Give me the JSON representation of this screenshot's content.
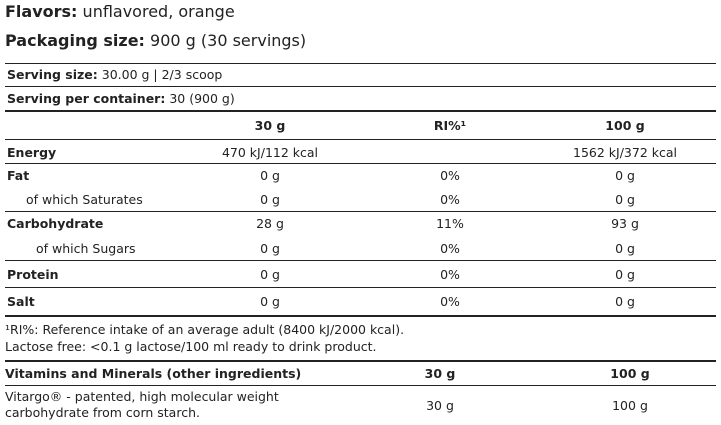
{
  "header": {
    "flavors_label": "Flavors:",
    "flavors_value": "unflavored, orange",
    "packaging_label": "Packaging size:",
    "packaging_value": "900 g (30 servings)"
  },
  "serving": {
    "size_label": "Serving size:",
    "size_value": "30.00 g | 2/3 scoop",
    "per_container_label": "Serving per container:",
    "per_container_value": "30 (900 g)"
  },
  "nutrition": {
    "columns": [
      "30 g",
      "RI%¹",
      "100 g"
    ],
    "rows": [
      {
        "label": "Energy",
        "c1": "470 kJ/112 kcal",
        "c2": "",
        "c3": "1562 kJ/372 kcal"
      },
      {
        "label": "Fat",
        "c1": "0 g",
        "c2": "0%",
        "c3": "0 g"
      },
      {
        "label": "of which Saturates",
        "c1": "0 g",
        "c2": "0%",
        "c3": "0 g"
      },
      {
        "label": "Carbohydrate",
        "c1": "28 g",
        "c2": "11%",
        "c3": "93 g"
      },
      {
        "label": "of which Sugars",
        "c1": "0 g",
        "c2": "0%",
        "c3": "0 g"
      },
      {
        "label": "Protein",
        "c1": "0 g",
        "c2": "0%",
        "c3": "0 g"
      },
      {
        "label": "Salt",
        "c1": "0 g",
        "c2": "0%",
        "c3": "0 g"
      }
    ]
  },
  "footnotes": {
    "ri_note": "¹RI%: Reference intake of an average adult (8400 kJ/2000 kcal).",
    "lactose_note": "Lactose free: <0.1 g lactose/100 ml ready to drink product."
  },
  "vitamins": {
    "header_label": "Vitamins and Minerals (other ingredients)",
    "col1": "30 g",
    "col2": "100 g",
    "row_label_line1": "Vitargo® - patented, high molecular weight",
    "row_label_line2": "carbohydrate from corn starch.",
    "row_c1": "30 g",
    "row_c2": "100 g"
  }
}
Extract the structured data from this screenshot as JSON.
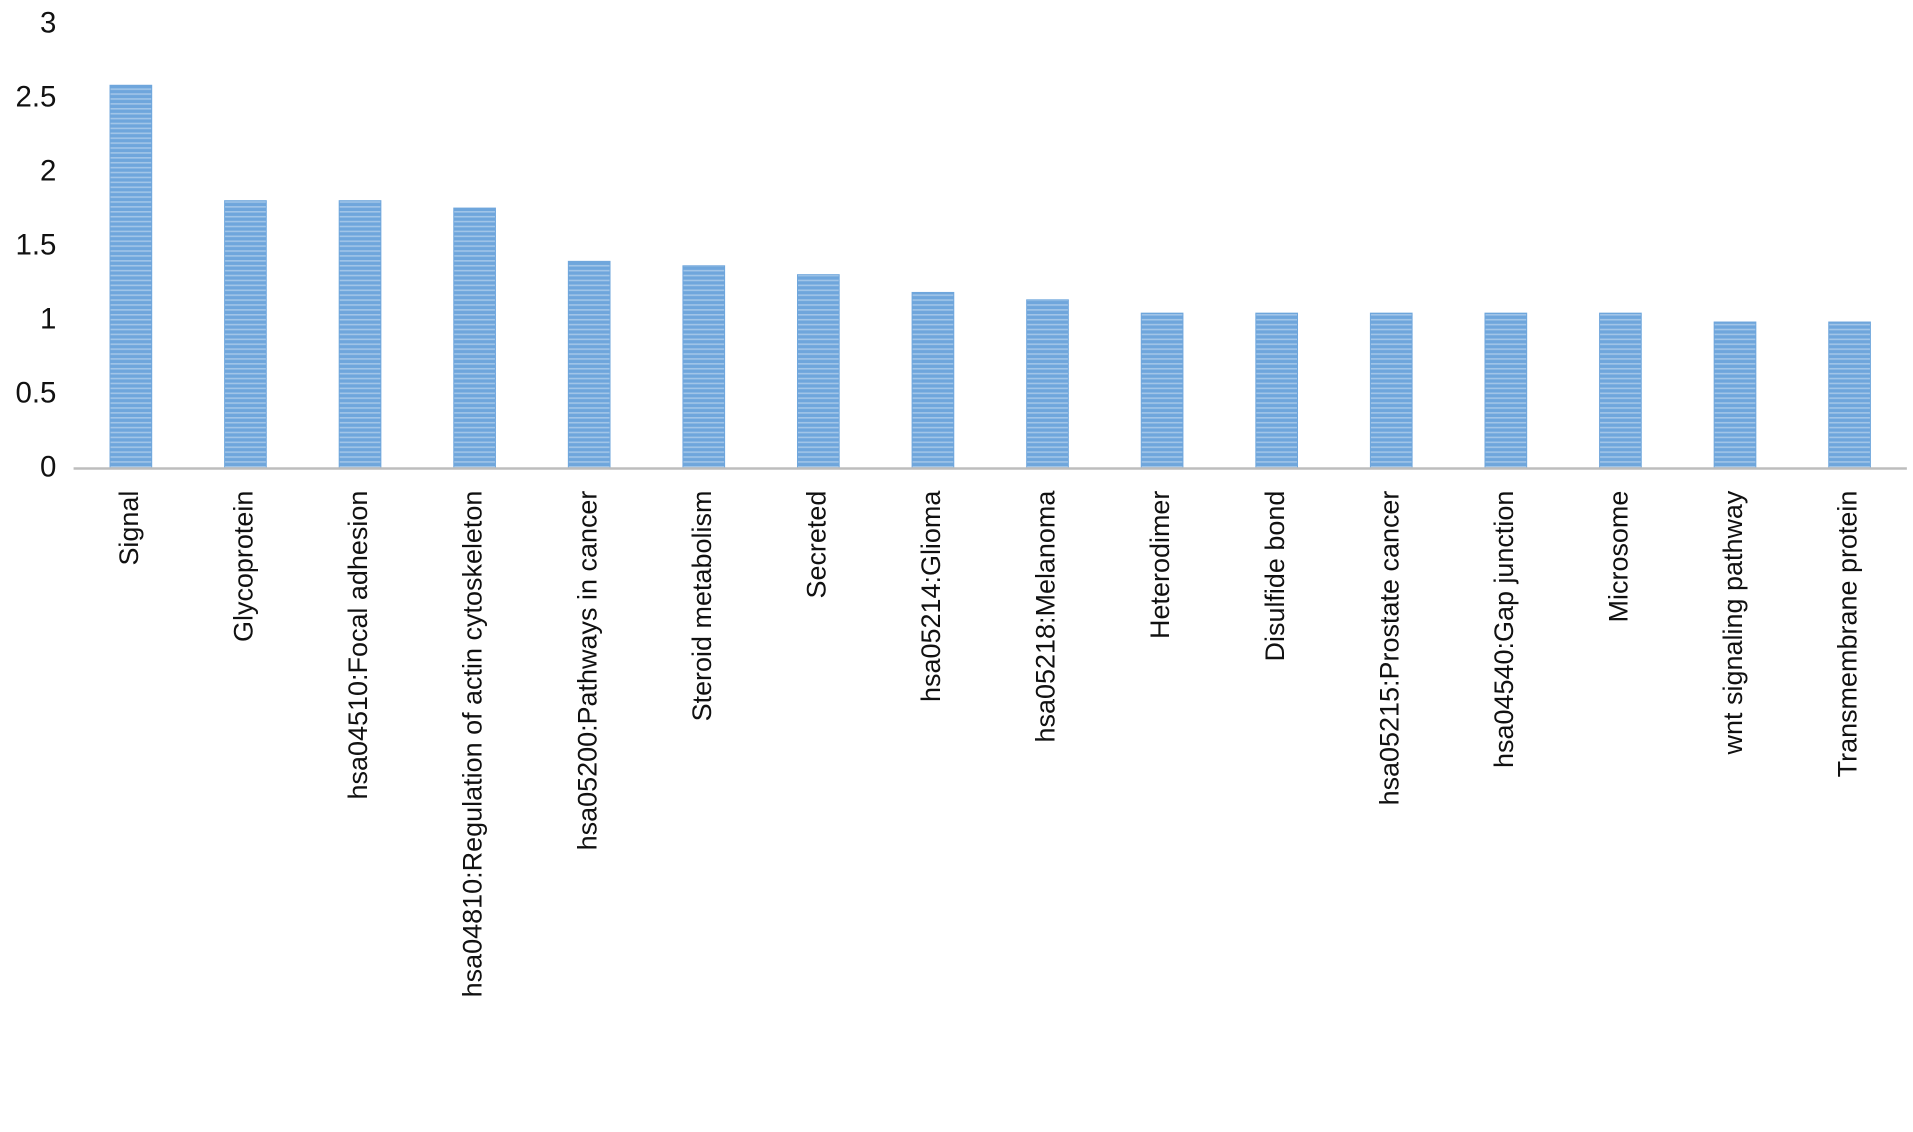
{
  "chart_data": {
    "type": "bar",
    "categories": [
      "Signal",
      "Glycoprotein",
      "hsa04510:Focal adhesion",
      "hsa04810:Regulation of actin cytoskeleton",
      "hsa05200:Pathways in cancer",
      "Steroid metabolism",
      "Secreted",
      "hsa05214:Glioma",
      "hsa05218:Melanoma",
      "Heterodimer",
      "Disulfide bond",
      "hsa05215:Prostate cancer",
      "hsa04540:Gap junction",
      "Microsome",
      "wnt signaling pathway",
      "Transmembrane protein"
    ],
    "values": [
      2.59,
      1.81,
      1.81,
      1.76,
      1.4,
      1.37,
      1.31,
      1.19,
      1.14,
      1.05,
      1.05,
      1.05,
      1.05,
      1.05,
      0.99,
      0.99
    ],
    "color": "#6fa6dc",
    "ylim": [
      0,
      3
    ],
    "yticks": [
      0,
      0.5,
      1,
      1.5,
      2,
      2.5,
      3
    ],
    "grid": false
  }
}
# # #
### Work to complete
Look through the data above. Find each line with the string "from" and copy it.

### The answer
    "row_label_line2": "carbohydrate from corn starch.",
Extract the structured data from this screenshot as JSON.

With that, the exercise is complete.